- [WHAT YOU NEED TO DO]: Wherever the word "diamond" turns up in a line of the entries, copy that line.

[Dataset excerpt]
◇ ◇ ◇ ◇ ◇ ◇ ◇

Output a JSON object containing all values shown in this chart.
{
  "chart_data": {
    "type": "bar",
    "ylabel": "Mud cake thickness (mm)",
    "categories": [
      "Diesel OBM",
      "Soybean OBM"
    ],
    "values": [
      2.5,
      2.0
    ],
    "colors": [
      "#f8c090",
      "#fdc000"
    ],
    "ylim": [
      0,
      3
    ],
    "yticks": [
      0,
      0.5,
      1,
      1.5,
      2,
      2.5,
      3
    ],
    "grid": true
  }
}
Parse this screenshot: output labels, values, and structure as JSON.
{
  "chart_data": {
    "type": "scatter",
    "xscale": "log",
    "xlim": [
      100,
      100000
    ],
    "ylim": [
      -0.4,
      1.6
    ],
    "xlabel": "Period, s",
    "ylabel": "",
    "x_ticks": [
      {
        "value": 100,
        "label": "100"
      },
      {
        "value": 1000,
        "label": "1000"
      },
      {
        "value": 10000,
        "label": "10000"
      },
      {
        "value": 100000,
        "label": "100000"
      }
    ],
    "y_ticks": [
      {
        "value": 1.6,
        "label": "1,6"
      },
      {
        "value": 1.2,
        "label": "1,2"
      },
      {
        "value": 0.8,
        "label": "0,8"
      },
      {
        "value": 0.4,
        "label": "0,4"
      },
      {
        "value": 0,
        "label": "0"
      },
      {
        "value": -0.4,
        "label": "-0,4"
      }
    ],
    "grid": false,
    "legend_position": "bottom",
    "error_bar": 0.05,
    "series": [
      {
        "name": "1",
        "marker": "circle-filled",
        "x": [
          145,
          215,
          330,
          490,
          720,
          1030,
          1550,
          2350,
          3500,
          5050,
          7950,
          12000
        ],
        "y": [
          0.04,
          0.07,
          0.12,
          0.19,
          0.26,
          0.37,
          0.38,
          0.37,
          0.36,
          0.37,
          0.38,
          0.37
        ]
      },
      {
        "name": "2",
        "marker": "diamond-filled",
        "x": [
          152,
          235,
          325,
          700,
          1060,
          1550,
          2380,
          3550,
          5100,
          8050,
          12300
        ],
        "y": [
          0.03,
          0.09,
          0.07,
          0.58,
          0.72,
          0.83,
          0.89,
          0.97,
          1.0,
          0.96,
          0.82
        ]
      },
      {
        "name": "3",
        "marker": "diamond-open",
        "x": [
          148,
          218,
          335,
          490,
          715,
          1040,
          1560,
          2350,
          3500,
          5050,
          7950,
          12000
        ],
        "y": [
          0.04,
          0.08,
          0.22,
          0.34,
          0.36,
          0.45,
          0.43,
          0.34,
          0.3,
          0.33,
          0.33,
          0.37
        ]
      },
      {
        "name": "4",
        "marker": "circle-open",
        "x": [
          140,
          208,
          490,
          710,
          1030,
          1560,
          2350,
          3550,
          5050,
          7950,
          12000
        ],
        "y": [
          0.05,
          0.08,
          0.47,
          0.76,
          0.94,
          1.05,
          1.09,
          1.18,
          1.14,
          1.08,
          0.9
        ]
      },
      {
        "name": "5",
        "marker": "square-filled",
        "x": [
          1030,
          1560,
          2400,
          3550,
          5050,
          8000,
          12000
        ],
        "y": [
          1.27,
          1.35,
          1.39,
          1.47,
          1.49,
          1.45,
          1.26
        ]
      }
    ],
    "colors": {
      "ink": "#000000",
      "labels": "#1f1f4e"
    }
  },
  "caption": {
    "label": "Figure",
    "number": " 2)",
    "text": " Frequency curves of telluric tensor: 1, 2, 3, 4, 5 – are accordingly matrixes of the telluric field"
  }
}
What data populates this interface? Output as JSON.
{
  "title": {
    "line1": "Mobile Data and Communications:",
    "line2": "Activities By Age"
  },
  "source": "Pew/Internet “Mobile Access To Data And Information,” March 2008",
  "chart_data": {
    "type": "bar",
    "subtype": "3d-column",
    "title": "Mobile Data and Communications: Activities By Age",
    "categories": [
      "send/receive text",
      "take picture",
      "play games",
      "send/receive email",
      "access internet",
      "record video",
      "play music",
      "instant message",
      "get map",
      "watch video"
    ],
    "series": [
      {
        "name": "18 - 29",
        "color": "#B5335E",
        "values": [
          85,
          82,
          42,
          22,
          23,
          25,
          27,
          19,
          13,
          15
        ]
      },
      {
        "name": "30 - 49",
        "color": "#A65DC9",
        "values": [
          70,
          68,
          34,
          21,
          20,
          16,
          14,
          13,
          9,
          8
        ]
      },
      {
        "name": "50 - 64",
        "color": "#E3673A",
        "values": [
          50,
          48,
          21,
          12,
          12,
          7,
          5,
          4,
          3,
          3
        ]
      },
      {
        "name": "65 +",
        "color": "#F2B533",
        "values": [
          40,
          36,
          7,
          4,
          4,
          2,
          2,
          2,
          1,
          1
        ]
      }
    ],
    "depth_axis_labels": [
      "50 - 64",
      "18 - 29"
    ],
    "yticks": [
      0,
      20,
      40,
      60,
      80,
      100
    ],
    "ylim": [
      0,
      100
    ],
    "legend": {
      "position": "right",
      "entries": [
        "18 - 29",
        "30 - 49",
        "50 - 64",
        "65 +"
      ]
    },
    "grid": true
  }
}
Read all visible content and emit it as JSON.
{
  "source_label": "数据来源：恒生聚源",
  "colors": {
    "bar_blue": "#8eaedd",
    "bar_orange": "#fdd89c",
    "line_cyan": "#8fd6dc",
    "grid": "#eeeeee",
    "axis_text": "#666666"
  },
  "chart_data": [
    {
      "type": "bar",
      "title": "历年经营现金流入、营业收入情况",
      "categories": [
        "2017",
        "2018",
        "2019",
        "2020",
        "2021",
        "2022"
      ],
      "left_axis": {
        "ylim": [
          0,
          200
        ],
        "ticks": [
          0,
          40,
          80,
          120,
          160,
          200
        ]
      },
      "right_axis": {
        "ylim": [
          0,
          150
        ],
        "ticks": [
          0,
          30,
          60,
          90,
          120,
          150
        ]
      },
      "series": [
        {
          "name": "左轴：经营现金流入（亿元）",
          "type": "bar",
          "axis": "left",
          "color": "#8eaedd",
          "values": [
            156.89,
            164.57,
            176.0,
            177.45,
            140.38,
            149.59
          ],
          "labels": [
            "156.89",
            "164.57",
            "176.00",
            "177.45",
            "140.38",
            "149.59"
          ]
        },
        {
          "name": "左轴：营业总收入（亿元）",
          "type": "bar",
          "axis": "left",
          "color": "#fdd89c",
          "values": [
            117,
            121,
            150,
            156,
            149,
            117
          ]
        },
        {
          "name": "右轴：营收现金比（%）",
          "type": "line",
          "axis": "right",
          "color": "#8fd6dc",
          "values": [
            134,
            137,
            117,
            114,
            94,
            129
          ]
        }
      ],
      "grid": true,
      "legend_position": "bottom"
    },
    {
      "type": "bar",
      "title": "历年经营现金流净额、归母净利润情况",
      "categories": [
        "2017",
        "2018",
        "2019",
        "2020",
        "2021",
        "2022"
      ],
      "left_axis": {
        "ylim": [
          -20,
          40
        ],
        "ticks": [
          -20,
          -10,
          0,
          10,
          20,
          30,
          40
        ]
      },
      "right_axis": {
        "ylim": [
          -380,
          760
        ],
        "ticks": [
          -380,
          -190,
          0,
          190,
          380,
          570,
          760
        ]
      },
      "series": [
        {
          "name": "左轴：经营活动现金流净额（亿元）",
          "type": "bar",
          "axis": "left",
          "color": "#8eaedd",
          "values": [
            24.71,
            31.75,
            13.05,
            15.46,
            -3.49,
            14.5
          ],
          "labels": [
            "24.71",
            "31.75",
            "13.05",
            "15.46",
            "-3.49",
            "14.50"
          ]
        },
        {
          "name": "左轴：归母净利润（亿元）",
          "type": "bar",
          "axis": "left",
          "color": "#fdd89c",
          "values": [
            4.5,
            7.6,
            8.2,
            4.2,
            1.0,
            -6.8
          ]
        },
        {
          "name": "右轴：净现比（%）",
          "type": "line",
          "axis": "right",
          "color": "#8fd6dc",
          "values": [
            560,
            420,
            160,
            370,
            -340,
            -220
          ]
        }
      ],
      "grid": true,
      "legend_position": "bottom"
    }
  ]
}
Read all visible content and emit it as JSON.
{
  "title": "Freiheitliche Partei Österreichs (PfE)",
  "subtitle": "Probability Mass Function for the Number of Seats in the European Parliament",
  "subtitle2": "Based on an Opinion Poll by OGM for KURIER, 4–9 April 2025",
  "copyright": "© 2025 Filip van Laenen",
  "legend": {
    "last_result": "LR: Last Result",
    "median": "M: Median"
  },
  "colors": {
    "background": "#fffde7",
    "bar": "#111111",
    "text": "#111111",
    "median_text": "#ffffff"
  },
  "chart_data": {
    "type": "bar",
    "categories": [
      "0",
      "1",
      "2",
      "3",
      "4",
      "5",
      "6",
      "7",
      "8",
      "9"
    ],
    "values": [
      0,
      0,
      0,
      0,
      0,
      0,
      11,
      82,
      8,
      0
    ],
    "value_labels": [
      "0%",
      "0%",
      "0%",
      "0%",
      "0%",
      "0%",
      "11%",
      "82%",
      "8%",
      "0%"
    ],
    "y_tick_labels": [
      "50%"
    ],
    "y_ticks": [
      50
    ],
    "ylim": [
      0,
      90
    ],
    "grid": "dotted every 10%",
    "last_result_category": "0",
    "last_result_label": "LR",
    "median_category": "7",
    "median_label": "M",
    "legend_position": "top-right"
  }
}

◇ ◇ ◇ ◇ ◇ ◇ ◇

- [EXERCISE ANSWER]:
        "marker": "diamond-filled",
        "marker": "diamond-open",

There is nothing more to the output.